* **Set exercise**:
Rewrite each of the following entries with "bbox" swapped for "bounding box", leaving every other character untouched.

[START Raw data]

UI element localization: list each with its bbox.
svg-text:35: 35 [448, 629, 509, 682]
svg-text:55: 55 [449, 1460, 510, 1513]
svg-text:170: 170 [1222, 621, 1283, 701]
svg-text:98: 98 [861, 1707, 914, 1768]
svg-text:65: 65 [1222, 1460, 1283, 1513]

[END Raw data]

* **Response below**:
UI element localization: list each with its bounding box.
svg-text:35: 35 [448, 629, 509, 682]
svg-text:55: 55 [449, 1460, 510, 1513]
svg-text:170: 170 [1222, 621, 1283, 701]
svg-text:98: 98 [861, 1707, 914, 1768]
svg-text:65: 65 [1222, 1460, 1283, 1513]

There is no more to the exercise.